Record extracts:
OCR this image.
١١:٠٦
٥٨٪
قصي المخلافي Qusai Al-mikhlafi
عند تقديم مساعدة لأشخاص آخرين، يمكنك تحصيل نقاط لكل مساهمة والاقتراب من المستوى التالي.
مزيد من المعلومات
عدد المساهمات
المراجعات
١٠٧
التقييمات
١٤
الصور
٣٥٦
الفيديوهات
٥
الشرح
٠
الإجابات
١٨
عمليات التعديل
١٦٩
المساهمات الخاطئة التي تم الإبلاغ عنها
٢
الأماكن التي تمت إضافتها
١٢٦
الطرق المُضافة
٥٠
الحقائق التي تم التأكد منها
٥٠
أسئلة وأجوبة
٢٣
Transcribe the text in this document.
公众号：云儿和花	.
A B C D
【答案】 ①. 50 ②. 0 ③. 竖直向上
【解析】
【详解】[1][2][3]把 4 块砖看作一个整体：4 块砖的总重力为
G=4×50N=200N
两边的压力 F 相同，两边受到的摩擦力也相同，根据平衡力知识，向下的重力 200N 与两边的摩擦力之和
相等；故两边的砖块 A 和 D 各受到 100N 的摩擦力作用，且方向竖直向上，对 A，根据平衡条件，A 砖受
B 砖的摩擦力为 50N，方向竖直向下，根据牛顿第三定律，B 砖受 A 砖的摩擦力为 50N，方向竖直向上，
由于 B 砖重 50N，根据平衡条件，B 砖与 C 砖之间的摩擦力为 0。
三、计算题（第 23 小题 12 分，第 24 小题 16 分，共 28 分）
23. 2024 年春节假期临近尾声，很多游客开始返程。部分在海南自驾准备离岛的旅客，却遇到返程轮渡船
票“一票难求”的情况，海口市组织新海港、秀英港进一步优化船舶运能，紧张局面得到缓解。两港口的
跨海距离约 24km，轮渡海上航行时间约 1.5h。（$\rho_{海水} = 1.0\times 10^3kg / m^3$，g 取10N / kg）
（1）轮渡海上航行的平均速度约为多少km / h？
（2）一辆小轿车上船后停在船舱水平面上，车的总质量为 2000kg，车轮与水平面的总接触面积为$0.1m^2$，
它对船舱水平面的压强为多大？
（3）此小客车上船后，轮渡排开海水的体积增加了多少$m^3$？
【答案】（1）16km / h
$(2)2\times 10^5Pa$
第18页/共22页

Stated problem: Show all lines from the data above in which the word "times" appears.

Task answer:
跨海距离约 24km，轮渡海上航行时间约 1.5h。（$\rho_{海水} = 1.0\times 10^3kg / m^3$，g 取10N / kg）
$(2)2\times 10^5Pa$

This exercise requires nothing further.